→ **RECORDS SUPPLIED**
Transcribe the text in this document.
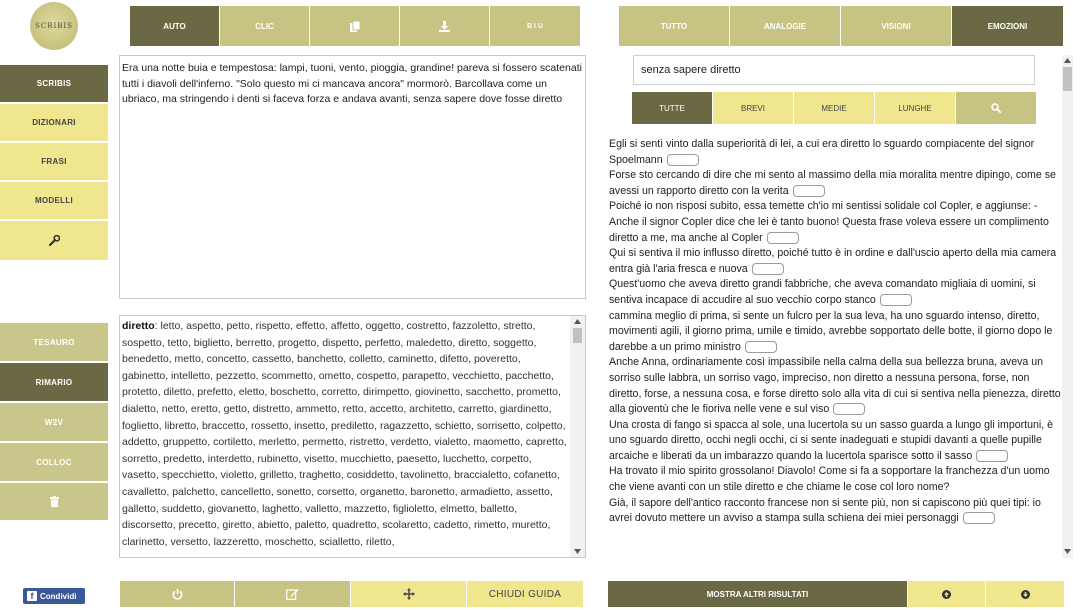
SCRIBIS	AUTO	CLIC	B I U
SCRIBIS
DIZIONARI
FRASI
MODELLI
TESAURO
RIMARIO
W2V
COLLOC
Era una notte buia e tempestosa: lampi, tuoni, vento, pioggia, grandine! pareva si fossero scatenati tutti i diavoli dell'inferno. "Solo questo mi ci mancava ancora" mormorò. Barcollava come un ubriaco, ma stringendo i denti si faceva forza e andava avanti, senza sapere dove fosse diretto
diretto: letto, aspetto, petto, rispetto, effetto, affetto, oggetto, costretto, fazzoletto, stretto, sospetto, tetto, biglietto, berretto, progetto, dispetto, perfetto, maledetto, diretto, soggetto, benedetto, metto, concetto, cassetto, banchetto, colletto, caminetto, difetto, poveretto, gabinetto, intelletto, pezzetto, scommetto, ometto, cospetto, parapetto, vecchietto, pacchetto, protetto, diletto, prefetto, eletto, boschetto, corretto, dirimpetto, giovinetto, sacchetto, prometto, dialetto, netto, eretto, getto, distretto, ammetto, retto, accetto, architetto, carretto, giardinetto, foglietto, libretto, braccetto, rossetto, insetto, prediletto, ragazzetto, schietto, sorrisetto, colpetto, addetto, gruppetto, cortiletto, merletto, permetto, ristretto, verdetto, vialetto, maometto, capretto, sorretto, predetto, interdetto, rubinetto, visetto, mucchietto, paesetto, lucchetto, corpetto, vasetto, specchietto, violetto, grilletto, traghetto, cosiddetto, tavolinetto, braccialetto, cofanetto, cavalletto, palchetto, cancelletto, sonetto, corsetto, organetto, baronetto, armadietto, assetto, galletto, suddetto, giovanetto, laghetto, valletto, mazzetto, figlioletto, elmetto, balletto, discorsetto, precetto, giretto, abietto, paletto, quadretto, scolaretto, cadetto, rimetto, muretto, clarinetto, versetto, lazzeretto, moschetto, scialletto, riletto,
CHIUDI GUIDA
f Condividi
TUTTO	ANALOGIE	VISIONI	EMOZIONI
senza sapere diretto
TUTTE	BREVI	MEDIE	LUNGHE
Egli si sentì vinto dalla superiorità di lei, a cui era diretto lo sguardo compiacente del signor Spoelmann
Forse sto cercando di dire che mi sento al massimo della mia moralita mentre dipingo, come se avessi un rapporto diretto con la verita
Poiché io non risposi subito, essa temette ch'io mi sentissi solidale col Copler, e aggiunse: - Anche il signor Copler dice che lei è tanto buono! Questa frase voleva essere un complimento diretto a me, ma anche al Copler
Qui si sentiva il mio influsso diretto, poiché tutto è in ordine e dall'uscio aperto della mia camera entra già l'aria fresca e nuova
Quest'uomo che aveva diretto grandi fabbriche, che aveva comandato migliaia di uomini, si sentiva incapace di accudire al suo vecchio corpo stanco
cammina meglio di prima, si sente un fulcro per la sua leva, ha uno sguardo intenso, diretto, movimenti agili, il giorno prima, umile e timido, avrebbe sopportato delle botte, il giorno dopo le darebbe a un primo ministro
Anche Anna, ordinariamente così impassibile nella calma della sua bellezza bruna, aveva un sorriso sulle labbra, un sorriso vago, impreciso, non diretto a nessuna persona, forse, non diretto, forse, a nessuna cosa, e forse diretto solo alla vita di cui si sentiva nella pienezza, diretto alla gioventù che le fioriva nelle vene e sul viso
Una crosta di fango si spacca al sole, una lucertola su un sasso guarda a lungo gli importuni, è uno sguardo diretto, occhi negli occhi, ci si sente inadeguati e stupidi davanti a quelle pupille arcaiche e liberati da un imbarazzo quando la lucertola sparisce sotto il sasso
Ha trovato il mio spirito grossolano! Diavolo! Come si fa a sopportare la franchezza d'un uomo che viene avanti con un stile diretto e che chiame le cose col loro nome?
Già, il sapore dell'antico racconto francese non si sente più, non si capiscono più quei tipi: io avrei dovuto mettere un avviso a stampa sulla schiena dei miei personaggi
MOSTRA ALTRI RISULTATI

→ **TASK DESCRIPTION**
With the pictures left out, transcribe the material exactly.

→ **COMPLETE RESPONSE**
Transcribe the text in this document.
SCRIBIS	AUTO	CLIC	B I U
SCRIBIS
DIZIONARI
FRASI
MODELLI
TESAURO
RIMARIO
W2V
COLLOC
Era una notte buia e tempestosa: lampi, tuoni, vento, pioggia, grandine! pareva si fossero scatenati tutti i diavoli dell'inferno. "Solo questo mi ci mancava ancora" mormorò. Barcollava come un ubriaco, ma stringendo i denti si faceva forza e andava avanti, senza sapere dove fosse diretto
diretto: letto, aspetto, petto, rispetto, effetto, affetto, oggetto, costretto, fazzoletto, stretto, sospetto, tetto, biglietto, berretto, progetto, dispetto, perfetto, maledetto, diretto, soggetto, benedetto, metto, concetto, cassetto, banchetto, colletto, caminetto, difetto, poveretto, gabinetto, intelletto, pezzetto, scommetto, ometto, cospetto, parapetto, vecchietto, pacchetto, protetto, diletto, prefetto, eletto, boschetto, corretto, dirimpetto, giovinetto, sacchetto, prometto, dialetto, netto, eretto, getto, distretto, ammetto, retto, accetto, architetto, carretto, giardinetto, foglietto, libretto, braccetto, rossetto, insetto, prediletto, ragazzetto, schietto, sorrisetto, colpetto, addetto, gruppetto, cortiletto, merletto, permetto, ristretto, verdetto, vialetto, maometto, capretto, sorretto, predetto, interdetto, rubinetto, visetto, mucchietto, paesetto, lucchetto, corpetto, vasetto, specchietto, violetto, grilletto, traghetto, cosiddetto, tavolinetto, braccialetto, cofanetto, cavalletto, palchetto, cancelletto, sonetto, corsetto, organetto, baronetto, armadietto, assetto, galletto, suddetto, giovanetto, laghetto, valletto, mazzetto, figlioletto, elmetto, balletto, discorsetto, precetto, giretto, abietto, paletto, quadretto, scolaretto, cadetto, rimetto, muretto, clarinetto, versetto, lazzeretto, moschetto, scialletto, riletto,
CHIUDI GUIDA
f Condividi
TUTTO	ANALOGIE	VISIONI	EMOZIONI
senza sapere diretto
TUTTE	BREVI	MEDIE	LUNGHE
Egli si sentì vinto dalla superiorità di lei, a cui era diretto lo sguardo compiacente del signor Spoelmann
Forse sto cercando di dire che mi sento al massimo della mia moralita mentre dipingo, come se avessi un rapporto diretto con la verita
Poiché io non risposi subito, essa temette ch'io mi sentissi solidale col Copler, e aggiunse: - Anche il signor Copler dice che lei è tanto buono! Questa frase voleva essere un complimento diretto a me, ma anche al Copler
Qui si sentiva il mio influsso diretto, poiché tutto è in ordine e dall'uscio aperto della mia camera entra già l'aria fresca e nuova
Quest'uomo che aveva diretto grandi fabbriche, che aveva comandato migliaia di uomini, si sentiva incapace di accudire al suo vecchio corpo stanco
cammina meglio di prima, si sente un fulcro per la sua leva, ha uno sguardo intenso, diretto, movimenti agili, il giorno prima, umile e timido, avrebbe sopportato delle botte, il giorno dopo le darebbe a un primo ministro
Anche Anna, ordinariamente così impassibile nella calma della sua bellezza bruna, aveva un sorriso sulle labbra, un sorriso vago, impreciso, non diretto a nessuna persona, forse, non diretto, forse, a nessuna cosa, e forse diretto solo alla vita di cui si sentiva nella pienezza, diretto alla gioventù che le fioriva nelle vene e sul viso
Una crosta di fango si spacca al sole, una lucertola su un sasso guarda a lungo gli importuni, è uno sguardo diretto, occhi negli occhi, ci si sente inadeguati e stupidi davanti a quelle pupille arcaiche e liberati da un imbarazzo quando la lucertola sparisce sotto il sasso
Ha trovato il mio spirito grossolano! Diavolo! Come si fa a sopportare la franchezza d'un uomo che viene avanti con un stile diretto e che chiame le cose col loro nome?
Già, il sapore dell'antico racconto francese non si sente più, non si capiscono più quei tipi: io avrei dovuto mettere un avviso a stampa sulla schiena dei miei personaggi
MOSTRA ALTRI RISULTATI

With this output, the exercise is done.